▶ **What you need to do**:
Convert the lines below into a JSON list of strings, one string per line, with blank lines skipped. Leave the pictures out of the list.

▶ **Records for this exercise**:
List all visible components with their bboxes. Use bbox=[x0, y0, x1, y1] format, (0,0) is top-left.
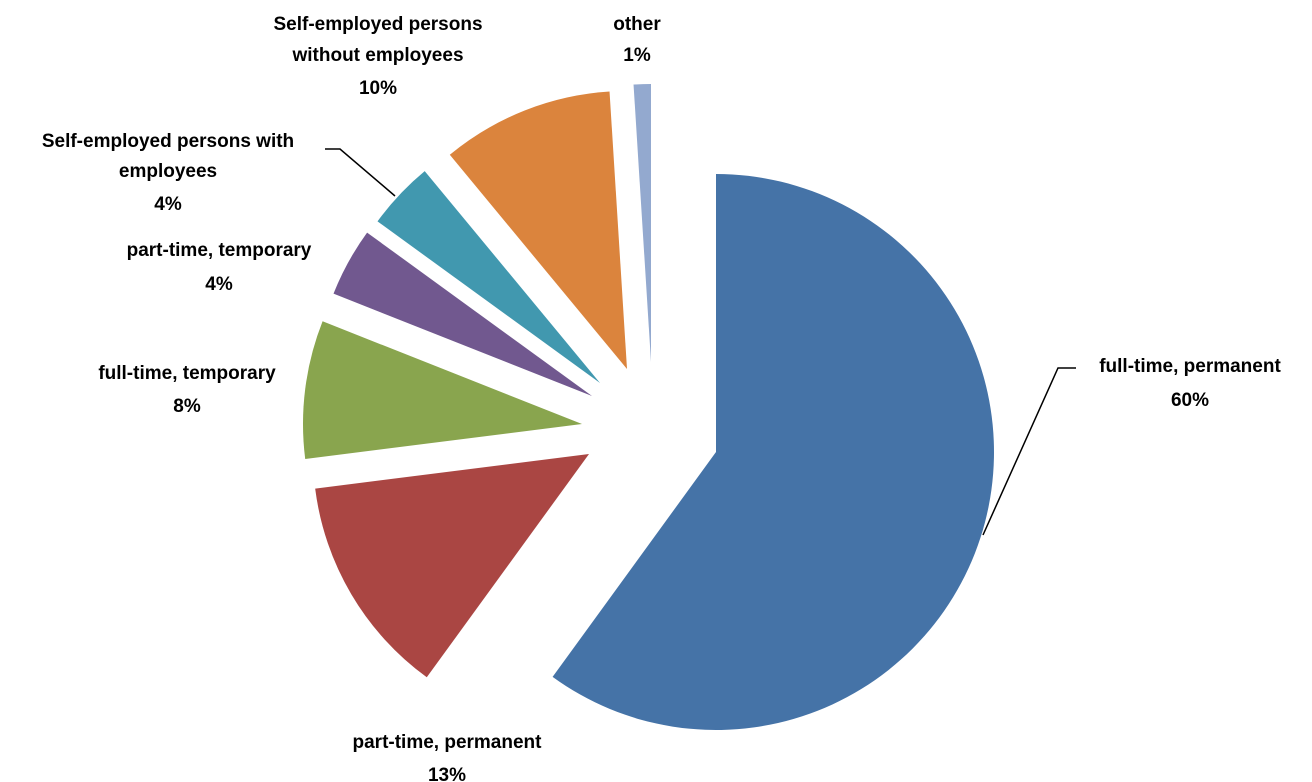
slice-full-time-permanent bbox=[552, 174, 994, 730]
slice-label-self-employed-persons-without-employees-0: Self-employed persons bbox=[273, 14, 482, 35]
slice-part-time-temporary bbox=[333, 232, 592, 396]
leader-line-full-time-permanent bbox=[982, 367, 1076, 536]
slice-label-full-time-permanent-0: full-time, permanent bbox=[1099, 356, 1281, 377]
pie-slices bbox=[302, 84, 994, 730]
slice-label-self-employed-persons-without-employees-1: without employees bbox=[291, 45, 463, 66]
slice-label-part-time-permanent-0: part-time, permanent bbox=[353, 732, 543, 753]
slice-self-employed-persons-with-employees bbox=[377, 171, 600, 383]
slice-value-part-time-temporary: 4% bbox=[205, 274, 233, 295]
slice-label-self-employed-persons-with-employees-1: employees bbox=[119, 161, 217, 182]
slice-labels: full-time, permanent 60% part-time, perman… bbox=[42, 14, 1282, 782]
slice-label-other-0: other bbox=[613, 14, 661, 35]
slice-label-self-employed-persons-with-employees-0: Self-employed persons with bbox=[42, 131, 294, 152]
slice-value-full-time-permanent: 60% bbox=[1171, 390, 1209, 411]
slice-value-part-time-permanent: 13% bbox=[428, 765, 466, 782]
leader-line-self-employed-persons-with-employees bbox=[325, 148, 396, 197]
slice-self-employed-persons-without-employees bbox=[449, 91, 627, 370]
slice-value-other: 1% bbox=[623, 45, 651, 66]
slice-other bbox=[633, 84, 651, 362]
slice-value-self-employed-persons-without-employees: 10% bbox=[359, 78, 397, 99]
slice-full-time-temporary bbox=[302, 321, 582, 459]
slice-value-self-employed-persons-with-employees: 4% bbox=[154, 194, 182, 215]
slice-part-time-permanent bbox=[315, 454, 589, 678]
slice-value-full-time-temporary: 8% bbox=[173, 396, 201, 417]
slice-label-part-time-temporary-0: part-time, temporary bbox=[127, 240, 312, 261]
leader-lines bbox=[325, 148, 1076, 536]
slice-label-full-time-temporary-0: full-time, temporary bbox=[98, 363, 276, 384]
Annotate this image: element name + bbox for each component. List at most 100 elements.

▶ **Task solution**:
[
  "List all visible components with their bboxes. Use bbox=[x0, y0, x1, y1] format, (0,0) is top-left.",
  "slice-full-time-permanent bbox=[552, 174, 994, 730]",
  "slice-label-self-employed-persons-without-employees-0: Self-employed persons bbox=[273, 14, 482, 35]",
  "slice-part-time-temporary bbox=[333, 232, 592, 396]",
  "leader-line-full-time-permanent bbox=[982, 367, 1076, 536]",
  "slice-label-full-time-permanent-0: full-time, permanent bbox=[1099, 356, 1281, 377]",
  "pie-slices bbox=[302, 84, 994, 730]",
  "slice-label-self-employed-persons-without-employees-1: without employees bbox=[291, 45, 463, 66]",
  "slice-label-part-time-permanent-0: part-time, permanent bbox=[353, 732, 543, 753]",
  "slice-self-employed-persons-with-employees bbox=[377, 171, 600, 383]",
  "slice-value-part-time-temporary: 4% bbox=[205, 274, 233, 295]",
  "slice-label-self-employed-persons-with-employees-1: employees bbox=[119, 161, 217, 182]",
  "slice-labels: full-time, permanent 60% part-time, perman… bbox=[42, 14, 1282, 782]",
  "slice-label-other-0: other bbox=[613, 14, 661, 35]",
  "slice-label-self-employed-persons-with-employees-0: Self-employed persons with bbox=[42, 131, 294, 152]",
  "slice-value-full-time-permanent: 60% bbox=[1171, 390, 1209, 411]",
  "slice-value-part-time-permanent: 13% bbox=[428, 765, 466, 782]",
  "leader-line-self-employed-persons-with-employees bbox=[325, 148, 396, 197]",
  "slice-self-employed-persons-without-employees bbox=[449, 91, 627, 370]",
  "slice-value-other: 1% bbox=[623, 45, 651, 66]",
  "slice-other bbox=[633, 84, 651, 362]",
  "slice-value-self-employed-persons-without-employees: 10% bbox=[359, 78, 397, 99]",
  "slice-full-time-temporary bbox=[302, 321, 582, 459]",
  "slice-value-self-employed-persons-with-employees: 4% bbox=[154, 194, 182, 215]",
  "slice-part-time-permanent bbox=[315, 454, 589, 678]",
  "slice-value-full-time-temporary: 8% bbox=[173, 396, 201, 417]",
  "slice-label-part-time-temporary-0: part-time, temporary bbox=[127, 240, 312, 261]",
  "leader-lines bbox=[325, 148, 1076, 536]",
  "slice-label-full-time-temporary-0: full-time, temporary bbox=[98, 363, 276, 384]",
  "Annotate this image: element name + bbox for each component. List at most 100 elements."
]